TEXT PROVIDED:
With that in mind, single family construction remained strong, though leveled off in November. Continue reading for the complete article from the National Association of Home Builders.

Single-Family Starts Leveling Off at Strong Pace in November

(NAHB)

Single-family starts flattened in November as builders struggled to meet demand, while overall housing starts increased 1.2 percent to a seasonally adjusted annual rate of 1.55 million units, according to a report from the U.S. Department of Housing and Urban Development and the U.S. Census Bureau.

The November reading of 1.55 million starts is the number of housing units builders would begin if development kept this pace for the next 12 months. Within this overall number, single-family starts increased 0.4 percent to a 1.19 million seasonally adjusted annual rate. The multifamily sector, which includes apartment buildings and condos, increased 4.0 percent to a 361,000 pace.

“Though single-family construction continued to be strong in November, builders are unable to keep up with demand due to rising regulatory and construction costs and shortages of lots and labor,” said Chuck Fowke, chairman of the National Association of Home Builders (NAHB) and a custom home builder from Tampa, Fla. “The incoming Biden administration needs to focus on policies to improve housing affordability and to increase supply to help housing continue to lead the economy forward.”

ROWS:
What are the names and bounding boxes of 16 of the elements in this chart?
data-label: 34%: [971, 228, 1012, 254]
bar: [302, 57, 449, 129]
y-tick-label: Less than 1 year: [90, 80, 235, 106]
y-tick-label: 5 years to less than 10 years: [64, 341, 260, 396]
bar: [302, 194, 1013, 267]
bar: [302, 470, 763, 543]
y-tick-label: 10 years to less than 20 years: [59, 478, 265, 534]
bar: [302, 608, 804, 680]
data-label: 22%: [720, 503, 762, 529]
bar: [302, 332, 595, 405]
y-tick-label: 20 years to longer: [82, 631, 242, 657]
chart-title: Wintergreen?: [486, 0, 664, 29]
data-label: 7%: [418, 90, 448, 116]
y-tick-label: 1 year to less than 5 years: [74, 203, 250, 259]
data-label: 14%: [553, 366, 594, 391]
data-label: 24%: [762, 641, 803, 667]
* * *
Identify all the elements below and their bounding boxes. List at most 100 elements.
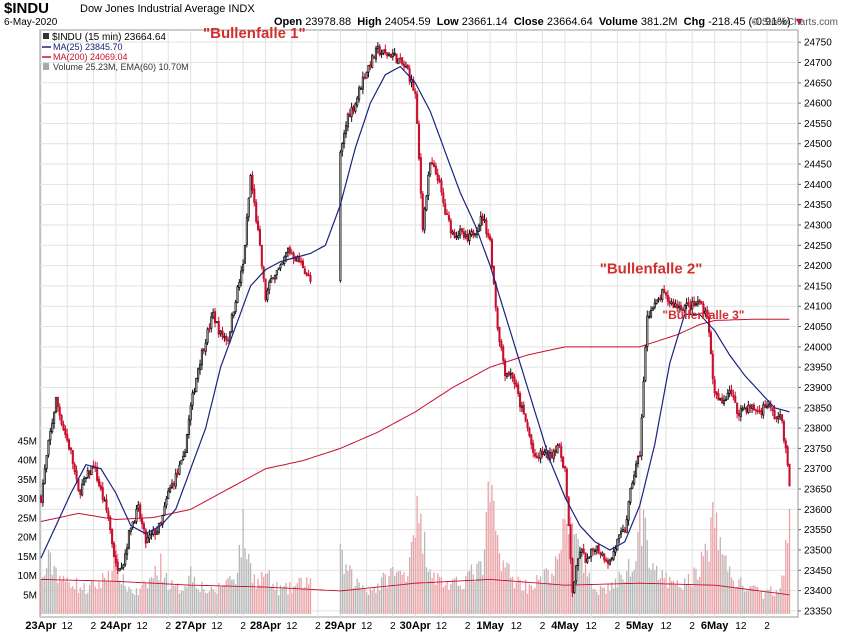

TASKS TO PERFORM:
[A] Using the housing starts article, decide whether each statement agrees with it: (i) overall housing starts rose 1.2 percent in November; (ii) multifamily starts dropped in November; (iii) single-family starts went up 4.0 percent. For each, answer yes or no and quote the words that decide it.
[B] Write the next part of the housing starts article, starting after its last sentence.

RESULTS:
[A]
(i) Yes: "overall housing starts increased 1.2 percent to a seasonally adjusted annual rate of 1.55 million units"
(ii) No: "The multifamily sector, which includes apartment buildings and condos, increased 4.0 percent to a 361,000 pace."
(iii) No: "single-family starts increased 0.4 percent to a 1.19 million seasonally adjusted annual rate"

[B]
“The single-family construction sector appears to be leveling off at strong levels, with permits roughly at a flat level from September to October,” said NAHB Chief Economist Robert Dietz. “Nonetheless, the growth for single-family construction was a true bright spot amid economic challenges in 2020, with single-family starts up 10 percent year-to-date and posting the best year since the Great Recession. However, the backlog continues to grow, with the number of single-family homes permitted but not started construction up 16.3 percent from November 2019 to November 2020 as material delays and higher costs hold back building.”

On a regional and year-to-date basis (January through November of 2020 compared to that same time frame a year ago), combined single-family and multifamily starts are 14.4 percent higher in the Midwest, 7.6 percent higher in the South, 5.4 percent higher in the West and 3.3 percent lower in the Northeast.

Overall permits increased 6.2 percent to a 1.64 million unit annualized rate in November. Single-family permits increased 1.3 percent to a 1.14 million unit rate. Multifamily permits increased 19.2 percent to a 496,000 pace.

Looking at regional permit data on a year-to-date basis, permits are 5.7 percent higher in the Midwest, 6.9 percent higher in the South, 0.7 percent higher in the West and 4.4 percent lower in the Northeast.